> Prompt:
Pictures aside, write out every record exactly as it appears.

_ _ _ _

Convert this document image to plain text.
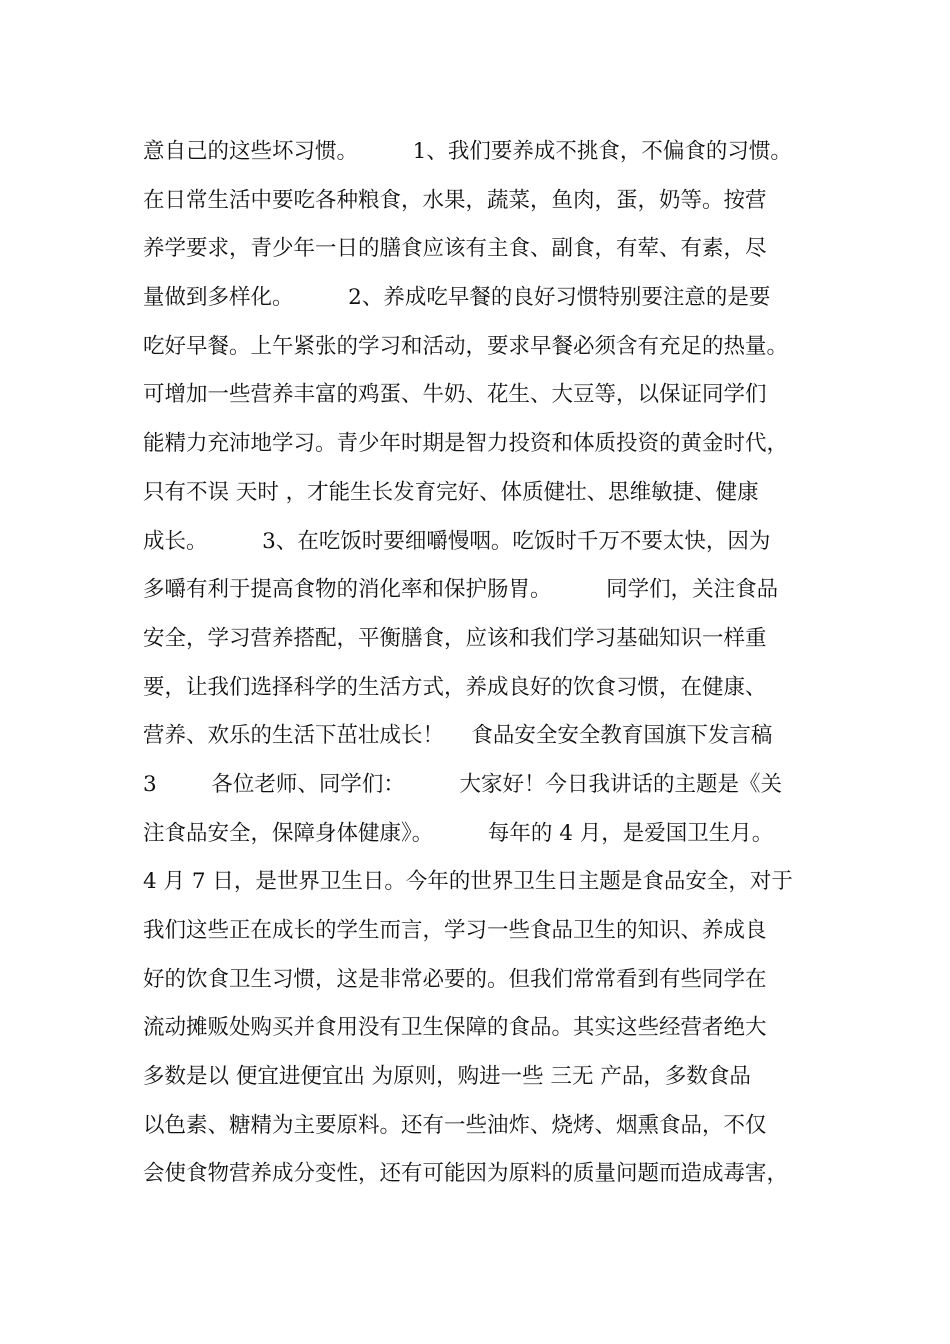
意自己的这些坏习惯。        1、我们要养成不挑食，不偏食的习惯。
在日常生活中要吃各种粮食，水果，蔬菜，鱼肉，蛋，奶等。按营
养学要求，青少年一日的膳食应该有主食、副食，有荤、有素，尽
量做到多样化。        2、养成吃早餐的良好习惯特别要注意的是要
吃好早餐。上午紧张的学习和活动，要求早餐必须含有充足的热量。
可增加一些营养丰富的鸡蛋、牛奶、花生、大豆等，以保证同学们
能精力充沛地学习。青少年时期是智力投资和体质投资的黄金时代，
只有不误 天时 ，才能生长发育完好、体质健壮、思维敏捷、健康
成长。        3、在吃饭时要细嚼慢咽。吃饭时千万不要太快，因为
多嚼有利于提高食物的消化率和保护肠胃。        同学们，关注食品
安全，学习营养搭配，平衡膳食，应该和我们学习基础知识一样重
要，让我们选择科学的生活方式，养成良好的饮食习惯，在健康、
营养、欢乐的生活下茁壮成长！    食品安全安全教育国旗下发言稿
3        各位老师、同学们：        大家好！今日我讲话的主题是《关
注食品安全，保障身体健康》。        每年的 4 月，是爱国卫生月。
4 月 7 日，是世界卫生日。今年的世界卫生日主题是食品安全，对于
我们这些正在成长的学生而言，学习一些食品卫生的知识、养成良
好的饮食卫生习惯，这是非常必要的。但我们常常看到有些同学在
流动摊贩处购买并食用没有卫生保障的食品。其实这些经营者绝大
多数是以 便宜进便宜出 为原则，购进一些 三无 产品，多数食品
以色素、糖精为主要原料。还有一些油炸、烧烤、烟熏食品，不仅
会使食物营养成分变性，还有可能因为原料的质量问题而造成毒害，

_ _ _ _

> Task solution:
Convert this document image to plain text.
意自己的这些坏习惯。        1、我们要养成不挑食，不偏食的习惯。
在日常生活中要吃各种粮食，水果，蔬菜，鱼肉，蛋，奶等。按营
养学要求，青少年一日的膳食应该有主食、副食，有荤、有素，尽
量做到多样化。        2、养成吃早餐的良好习惯特别要注意的是要
吃好早餐。上午紧张的学习和活动，要求早餐必须含有充足的热量。
可增加一些营养丰富的鸡蛋、牛奶、花生、大豆等，以保证同学们
能精力充沛地学习。青少年时期是智力投资和体质投资的黄金时代，
只有不误 天时 ，才能生长发育完好、体质健壮、思维敏捷、健康
成长。        3、在吃饭时要细嚼慢咽。吃饭时千万不要太快，因为
多嚼有利于提高食物的消化率和保护肠胃。        同学们，关注食品
安全，学习营养搭配，平衡膳食，应该和我们学习基础知识一样重
要，让我们选择科学的生活方式，养成良好的饮食习惯，在健康、
营养、欢乐的生活下茁壮成长！    食品安全安全教育国旗下发言稿
3        各位老师、同学们：        大家好！今日我讲话的主题是《关
注食品安全，保障身体健康》。        每年的 4 月，是爱国卫生月。
4 月 7 日，是世界卫生日。今年的世界卫生日主题是食品安全，对于
我们这些正在成长的学生而言，学习一些食品卫生的知识、养成良
好的饮食卫生习惯，这是非常必要的。但我们常常看到有些同学在
流动摊贩处购买并食用没有卫生保障的食品。其实这些经营者绝大
多数是以 便宜进便宜出 为原则，购进一些 三无 产品，多数食品
以色素、糖精为主要原料。还有一些油炸、烧烤、烟熏食品，不仅
会使食物营养成分变性，还有可能因为原料的质量问题而造成毒害，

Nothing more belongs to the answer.